[START Exercise data]
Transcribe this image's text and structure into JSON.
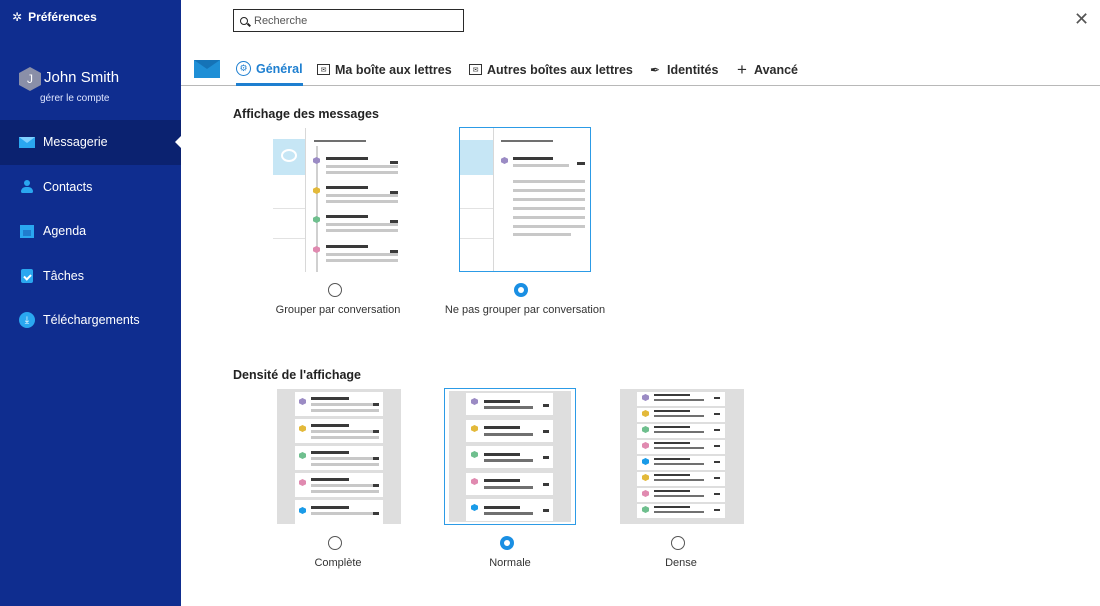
{
  "sidebar": {
    "title": "Préférences",
    "user_initial": "J",
    "user_name": "John Smith",
    "manage_label": "gérer le compte",
    "items": [
      {
        "label": "Messagerie",
        "icon": "mail-icon",
        "active": true
      },
      {
        "label": "Contacts",
        "icon": "contact-icon",
        "active": false
      },
      {
        "label": "Agenda",
        "icon": "calendar-icon",
        "active": false
      },
      {
        "label": "Tâches",
        "icon": "tasks-icon",
        "active": false
      },
      {
        "label": "Téléchargements",
        "icon": "download-icon",
        "active": false
      }
    ]
  },
  "search": {
    "placeholder": "Recherche",
    "value": ""
  },
  "tabs": [
    {
      "label": "Général",
      "icon": "general-settings-icon",
      "active": true
    },
    {
      "label": "Ma boîte aux lettres",
      "icon": "mailbox-icon",
      "active": false
    },
    {
      "label": "Autres boîtes aux lettres",
      "icon": "other-mailboxes-icon",
      "active": false
    },
    {
      "label": "Identités",
      "icon": "signature-pen-icon",
      "active": false
    },
    {
      "label": "Avancé",
      "icon": "plus-icon",
      "active": false
    }
  ],
  "display": {
    "title": "Affichage des messages",
    "options": [
      {
        "label": "Grouper par conversation",
        "selected": false
      },
      {
        "label": "Ne pas grouper par conversation",
        "selected": true
      }
    ]
  },
  "density": {
    "title": "Densité de l'affichage",
    "options": [
      {
        "label": "Complète",
        "selected": false
      },
      {
        "label": "Normale",
        "selected": true
      },
      {
        "label": "Dense",
        "selected": false
      }
    ]
  },
  "colors": {
    "sidebar_bg": "#0f2d8f",
    "sidebar_active": "#0b2270",
    "accent": "#1e7fd0",
    "dot_purple": "#9b8bc4",
    "dot_yellow": "#e3b93a",
    "dot_green": "#6fbf8e",
    "dot_pink": "#e08ab0",
    "dot_blue": "#1a9be8"
  }
}
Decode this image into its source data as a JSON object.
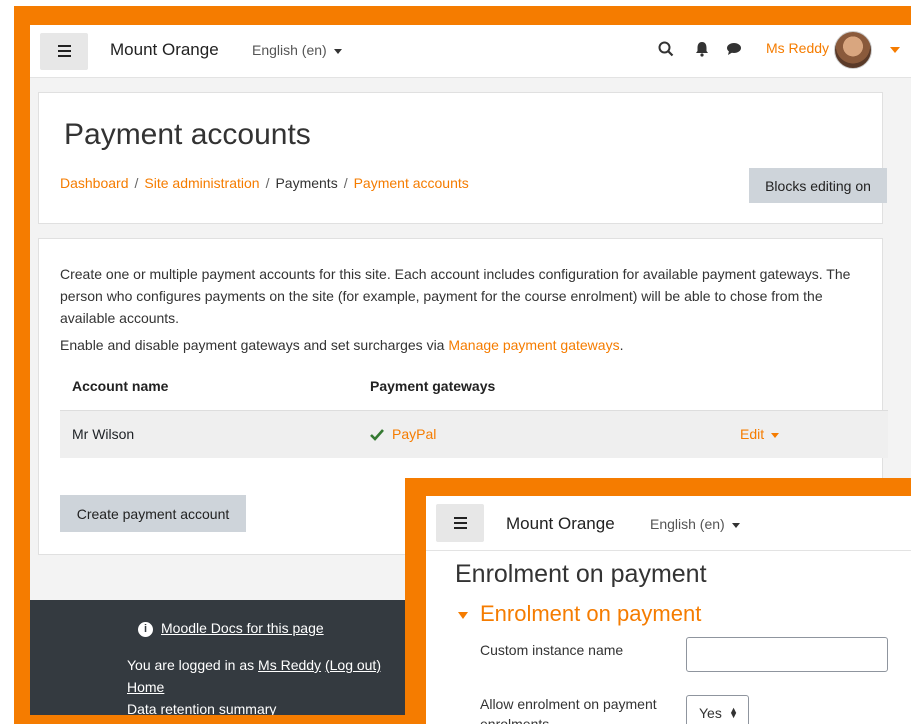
{
  "main": {
    "site_name": "Mount Orange",
    "language": "English (en)",
    "user_name": "Ms Reddy",
    "page_title": "Payment accounts",
    "breadcrumb": [
      "Dashboard",
      "Site administration",
      "Payments",
      "Payment accounts"
    ],
    "blocks_button": "Blocks editing on",
    "intro": "Create one or multiple payment accounts for this site. Each account includes configuration for available payment gateways. The person who configures payments on the site (for example, payment for the course enrolment) will be able to chose from the available accounts.",
    "intro2_prefix": "Enable and disable payment gateways and set surcharges via ",
    "intro2_link": "Manage payment gateways",
    "intro2_suffix": ".",
    "table": {
      "headers": [
        "Account name",
        "Payment gateways"
      ],
      "rows": [
        {
          "account": "Mr Wilson",
          "gateway": "PayPal",
          "action": "Edit"
        }
      ]
    },
    "create_button": "Create payment account",
    "footer": {
      "docs_link": "Moodle Docs for this page",
      "logged_prefix": "You are logged in as ",
      "logged_user": "Ms Reddy",
      "logout": "(Log out)",
      "home": "Home",
      "cut_text": "Data retention summary"
    }
  },
  "overlay": {
    "site_name": "Mount Orange",
    "language": "English (en)",
    "title": "Enrolment on payment",
    "section": "Enrolment on payment",
    "field1_label": "Custom instance name",
    "field2_label": "Allow enrolment on payment enrolments",
    "field2_value": "Yes"
  },
  "colors": {
    "accent": "#f57c00",
    "footer": "#343a40",
    "button": "#ced4da"
  }
}
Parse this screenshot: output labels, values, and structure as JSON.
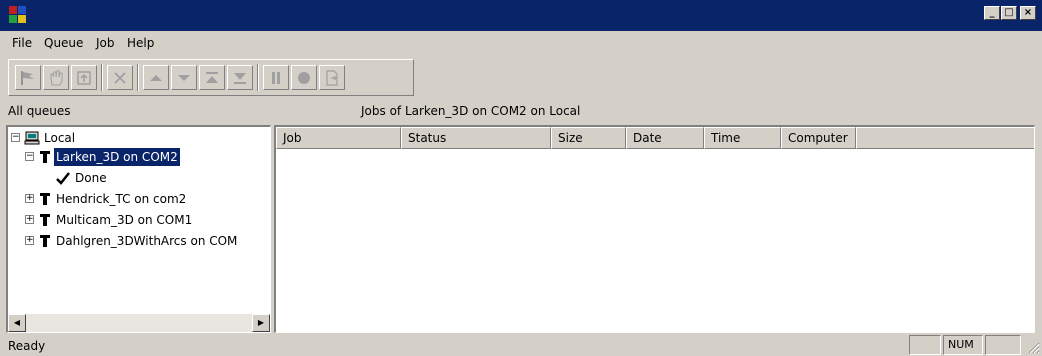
{
  "window": {
    "minimize_label": "_",
    "maximize_label": "□",
    "close_label": "×"
  },
  "menu": {
    "items": [
      {
        "label": "File"
      },
      {
        "label": "Queue"
      },
      {
        "label": "Job"
      },
      {
        "label": "Help"
      }
    ]
  },
  "toolbar": {
    "buttons": [
      {
        "icon": "flag-icon"
      },
      {
        "icon": "hand-icon"
      },
      {
        "icon": "refresh-icon"
      },
      {
        "icon": "delete-icon"
      },
      {
        "icon": "move-up-icon"
      },
      {
        "icon": "move-down-icon"
      },
      {
        "icon": "move-top-icon"
      },
      {
        "icon": "move-bottom-icon"
      },
      {
        "icon": "pause-icon"
      },
      {
        "icon": "record-icon"
      },
      {
        "icon": "export-icon"
      }
    ]
  },
  "left_pane": {
    "label": "All queues"
  },
  "right_pane": {
    "label": "Jobs of Larken_3D on COM2 on Local"
  },
  "tree": {
    "root": {
      "label": "Local",
      "expander": "−"
    },
    "nodes": [
      {
        "label": "Larken_3D on COM2",
        "expander": "−",
        "selected": true,
        "children": [
          {
            "label": "Done",
            "icon": "checkmark-icon"
          }
        ]
      },
      {
        "label": "Hendrick_TC on com2",
        "expander": "+"
      },
      {
        "label": "Multicam_3D on COM1",
        "expander": "+"
      },
      {
        "label": "Dahlgren_3DWithArcs on COM",
        "expander": "+"
      }
    ],
    "scroll_left": "◀",
    "scroll_right": "▶"
  },
  "list": {
    "columns": [
      "Job",
      "Status",
      "Size",
      "Date",
      "Time",
      "Computer"
    ],
    "rows": []
  },
  "status_bar": {
    "text": "Ready",
    "num_indicator": "NUM"
  },
  "colors": {
    "title_bar": "#0a246a",
    "face": "#d4d0c8",
    "selection": "#0a246a"
  }
}
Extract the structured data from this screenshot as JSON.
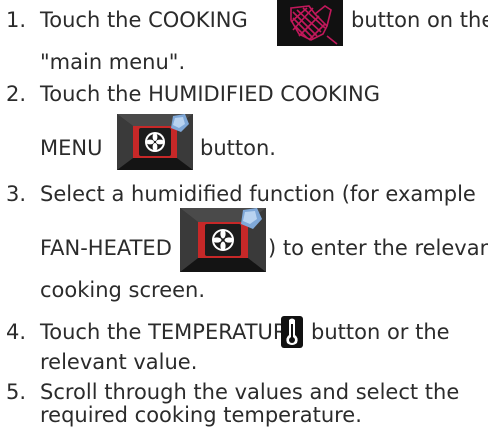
{
  "steps": [
    {
      "number": "1.",
      "line1_before": "Touch the COOKING",
      "line1_after": "button on the",
      "line2": "\"main menu\".",
      "icon": "oven-mitt-cooking-icon"
    },
    {
      "number": "2.",
      "line1": "Touch the HUMIDIFIED COOKING",
      "line2_before": "MENU",
      "line2_after": "button.",
      "icon": "humidified-fan-icon"
    },
    {
      "number": "3.",
      "line1": "Select a humidified function (for example",
      "line2_before": "FAN-HEATED",
      "line2_after": ") to enter the relevant",
      "line3": "cooking screen.",
      "icon": "fan-heated-humidified-icon"
    },
    {
      "number": "4.",
      "line1_before": "Touch the TEMPERATURE",
      "line1_after": "button or the",
      "line2": "relevant value.",
      "icon": "thermometer-icon"
    },
    {
      "number": "5.",
      "line1": "Scroll through the values and select the",
      "line2": "required cooking temperature."
    }
  ]
}
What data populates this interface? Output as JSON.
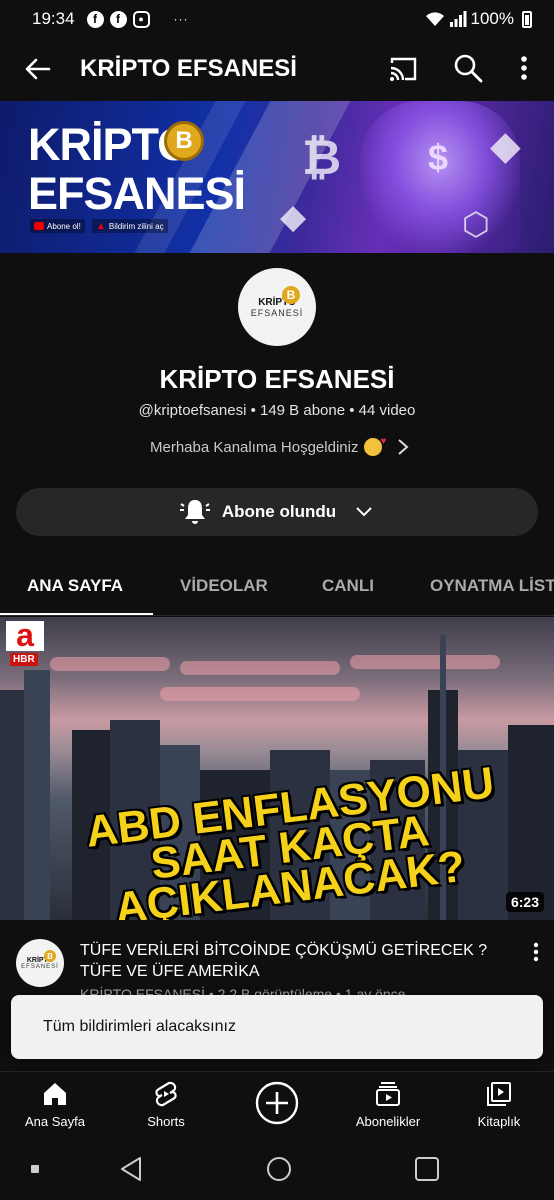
[END Exercise data]
▶ **Directive**
Except for the pictures, print the data above exactly.

▶ **Response to this exercise**
Transcribe this image's text and structure into JSON.
{
  "sidebar": {
    "title": "Préférences",
    "user_initial": "J",
    "user_name": "John Smith",
    "manage_label": "gérer le compte",
    "items": [
      {
        "label": "Messagerie",
        "icon": "mail-icon",
        "active": true
      },
      {
        "label": "Contacts",
        "icon": "contact-icon",
        "active": false
      },
      {
        "label": "Agenda",
        "icon": "calendar-icon",
        "active": false
      },
      {
        "label": "Tâches",
        "icon": "tasks-icon",
        "active": false
      },
      {
        "label": "Téléchargements",
        "icon": "download-icon",
        "active": false
      }
    ]
  },
  "search": {
    "placeholder": "Recherche",
    "value": ""
  },
  "tabs": [
    {
      "label": "Général",
      "icon": "general-settings-icon",
      "active": true
    },
    {
      "label": "Ma boîte aux lettres",
      "icon": "mailbox-icon",
      "active": false
    },
    {
      "label": "Autres boîtes aux lettres",
      "icon": "other-mailboxes-icon",
      "active": false
    },
    {
      "label": "Identités",
      "icon": "signature-pen-icon",
      "active": false
    },
    {
      "label": "Avancé",
      "icon": "plus-icon",
      "active": false
    }
  ],
  "display": {
    "title": "Affichage des messages",
    "options": [
      {
        "label": "Grouper par conversation",
        "selected": false
      },
      {
        "label": "Ne pas grouper par conversation",
        "selected": true
      }
    ]
  },
  "density": {
    "title": "Densité de l'affichage",
    "options": [
      {
        "label": "Complète",
        "selected": false
      },
      {
        "label": "Normale",
        "selected": true
      },
      {
        "label": "Dense",
        "selected": false
      }
    ]
  },
  "colors": {
    "sidebar_bg": "#0f2d8f",
    "sidebar_active": "#0b2270",
    "accent": "#1e7fd0",
    "dot_purple": "#9b8bc4",
    "dot_yellow": "#e3b93a",
    "dot_green": "#6fbf8e",
    "dot_pink": "#e08ab0",
    "dot_blue": "#1a9be8"
  }
}
Decode this image into its source data as a JSON object.
{
  "main": {
    "site_name": "Mount Orange",
    "language": "English (en)",
    "user_name": "Ms Reddy",
    "page_title": "Payment accounts",
    "breadcrumb": [
      "Dashboard",
      "Site administration",
      "Payments",
      "Payment accounts"
    ],
    "blocks_button": "Blocks editing on",
    "intro": "Create one or multiple payment accounts for this site. Each account includes configuration for available payment gateways. The person who configures payments on the site (for example, payment for the course enrolment) will be able to chose from the available accounts.",
    "intro2_prefix": "Enable and disable payment gateways and set surcharges via ",
    "intro2_link": "Manage payment gateways",
    "intro2_suffix": ".",
    "table": {
      "headers": [
        "Account name",
        "Payment gateways"
      ],
      "rows": [
        {
          "account": "Mr Wilson",
          "gateway": "PayPal",
          "action": "Edit"
        }
      ]
    },
    "create_button": "Create payment account",
    "footer": {
      "docs_link": "Moodle Docs for this page",
      "logged_prefix": "You are logged in as ",
      "logged_user": "Ms Reddy",
      "logout": "(Log out)",
      "home": "Home",
      "cut_text": "Data retention summary"
    }
  },
  "overlay": {
    "site_name": "Mount Orange",
    "language": "English (en)",
    "title": "Enrolment on payment",
    "section": "Enrolment on payment",
    "field1_label": "Custom instance name",
    "field2_label": "Allow enrolment on payment enrolments",
    "field2_value": "Yes"
  },
  "colors": {
    "accent": "#f57c00",
    "footer": "#343a40",
    "button": "#ced4da"
  }
}
Parse this screenshot: output labels, values, and structure as JSON.
{
  "window": {
    "minimize_label": "_",
    "maximize_label": "□",
    "close_label": "×"
  },
  "menu": {
    "items": [
      {
        "label": "File"
      },
      {
        "label": "Queue"
      },
      {
        "label": "Job"
      },
      {
        "label": "Help"
      }
    ]
  },
  "toolbar": {
    "buttons": [
      {
        "icon": "flag-icon"
      },
      {
        "icon": "hand-icon"
      },
      {
        "icon": "refresh-icon"
      },
      {
        "icon": "delete-icon"
      },
      {
        "icon": "move-up-icon"
      },
      {
        "icon": "move-down-icon"
      },
      {
        "icon": "move-top-icon"
      },
      {
        "icon": "move-bottom-icon"
      },
      {
        "icon": "pause-icon"
      },
      {
        "icon": "record-icon"
      },
      {
        "icon": "export-icon"
      }
    ]
  },
  "left_pane": {
    "label": "All queues"
  },
  "right_pane": {
    "label": "Jobs of Larken_3D on COM2 on Local"
  },
  "tree": {
    "root": {
      "label": "Local",
      "expander": "−"
    },
    "nodes": [
      {
        "label": "Larken_3D on COM2",
        "expander": "−",
        "selected": true,
        "children": [
          {
            "label": "Done",
            "icon": "checkmark-icon"
          }
        ]
      },
      {
        "label": "Hendrick_TC on com2",
        "expander": "+"
      },
      {
        "label": "Multicam_3D on COM1",
        "expander": "+"
      },
      {
        "label": "Dahlgren_3DWithArcs on COM",
        "expander": "+"
      }
    ],
    "scroll_left": "◀",
    "scroll_right": "▶"
  },
  "list": {
    "columns": [
      "Job",
      "Status",
      "Size",
      "Date",
      "Time",
      "Computer"
    ],
    "rows": []
  },
  "status_bar": {
    "text": "Ready",
    "num_indicator": "NUM"
  },
  "colors": {
    "title_bar": "#0a246a",
    "face": "#d4d0c8",
    "selection": "#0a246a"
  }
}
Extract the structured data from this screenshot as JSON.
{
  "steps": [
    {
      "number": "1.",
      "line1_before": "Touch the COOKING",
      "line1_after": "button on the",
      "line2": "\"main menu\".",
      "icon": "oven-mitt-cooking-icon"
    },
    {
      "number": "2.",
      "line1": "Touch the HUMIDIFIED COOKING",
      "line2_before": "MENU",
      "line2_after": "button.",
      "icon": "humidified-fan-icon"
    },
    {
      "number": "3.",
      "line1": "Select a humidified function (for example",
      "line2_before": "FAN-HEATED",
      "line2_after": ") to enter the relevant",
      "line3": "cooking screen.",
      "icon": "fan-heated-humidified-icon"
    },
    {
      "number": "4.",
      "line1_before": "Touch the TEMPERATURE",
      "line1_after": "button or the",
      "line2": "relevant value.",
      "icon": "thermometer-icon"
    },
    {
      "number": "5.",
      "line1": "Scroll through the values and select the",
      "line2": "required cooking temperature."
    }
  ]
}
What data populates this interface? Output as JSON.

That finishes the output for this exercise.